Only the number is wanted: count the lines in the data with "text" in them.

PROVIDED DATA:

******

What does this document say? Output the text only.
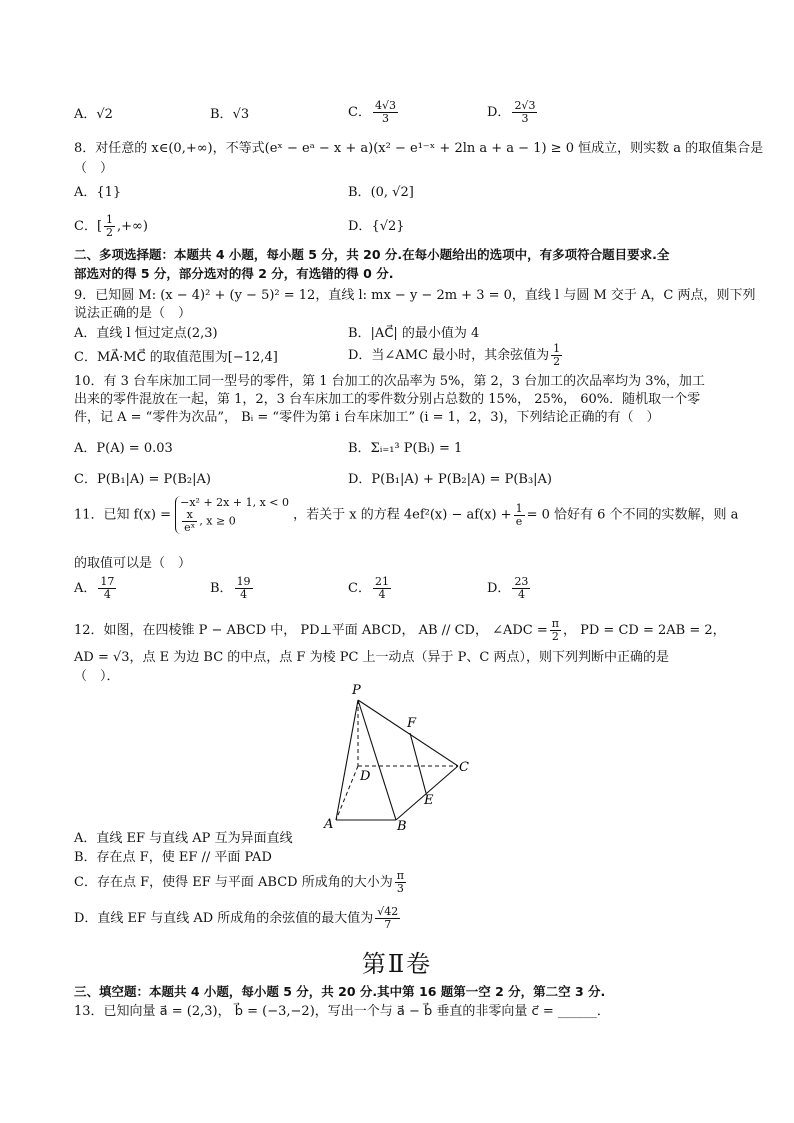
A．√2	B．√3	C． $\frac{4√3}{3}$	D． $\frac{2√3}{3}$
8．对任意的 x∈(0,+∞)，不等式(eˣ − eᵃ − x + a)(x² − e¹⁻ˣ + 2ln a + a − 1) ≥ 0 恒成立，则实数 a 的取值集合是
（　）
A．{1}	B．(0, √2]
C．[ $\frac{1}{2}$ ,+∞)	D．{√2}
二、多项选择题：本题共 4 小题，每小题 5 分，共 20 分.在每小题给出的选项中，有多项符合题目要求.全
部选对的得 5 分，部分选对的得 2 分，有选错的得 0 分.
9．已知圆 M: (x − 4)² + (y − 5)² = 12，直线 l: mx − y − 2m + 3 = 0，直线 l 与圆 M 交于 A，C 两点，则下列
说法正确的是（　）
A．直线 l 恒过定点(2,3)	B．|AC⃗| 的最小值为 4
C．MA⃗·MC⃗ 的取值范围为[−12,4]	D．当∠AMC 最小时，其余弦值为 $\frac{1}{2}$
10．有 3 台车床加工同一型号的零件，第 1 台加工的次品率为 5%，第 2，3 台加工的次品率均为 3%，加工
出来的零件混放在一起，第 1，2，3 台车床加工的零件数分别占总数的 15%， 25%， 60%．随机取一个零
件，记 A = “零件为次品”， Bᵢ = “零件为第 i 台车床加工” (i = 1，2，3)，下列结论正确的有（　）
A．P(A) = 0.03	B．Σᵢ₌₁³ P(Bᵢ) = 1
C．P(B₁|A) = P(B₂|A)	D．P(B₁|A) + P(B₂|A) = P(B₃|A)
11．已知 f(x) =
−x² + 2x + 1, x < 0
$\frac{x}{\text{eˣ}}$ , x ≥ 0	，若关于 x 的方程 $4ef^2(x) - af(x) + \frac{1}{e} = 0$ 恰好有 6 个不同的实数解，则 a
的取值可以是（　）
A． $\frac{17}{4}$	B． $\frac{19}{4}$	C． $\frac{21}{4}$	D． $\frac{23}{4}$
12．如图，在四棱锥 P − ABCD 中， PD⊥平面 ABCD， AB // CD， ∠ADC = $\frac{\pi}{2}$ ， PD = CD = 2AB = 2，
AD = √3，点 E 为边 BC 的中点，点 F 为棱 PC 上一动点（异于 P、C 两点），则下列判断中正确的是
（　）．
P
F
D
C
E
A	B
A．直线 EF 与直线 AP 互为异面直线
B．存在点 F，使 EF // 平面 PAD
C．存在点 F，使得 EF 与平面 ABCD 所成角的大小为 $\frac{\pi}{3}$
D．直线 EF 与直线 AD 所成角的余弦值的最大值为 $\frac{√42}{7}$
第Ⅱ卷
三、填空题：本题共 4 小题，每小题 5 分，共 20 分.其中第 16 题第一空 2 分，第二空 3 分.
13．已知向量 a⃗ = (2,3)， b⃗ = (−3,−2)，写出一个与 a⃗ − b⃗ 垂直的非零向量 c⃗ = ______．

******

ANSWER TO THIS EXERCISE: 2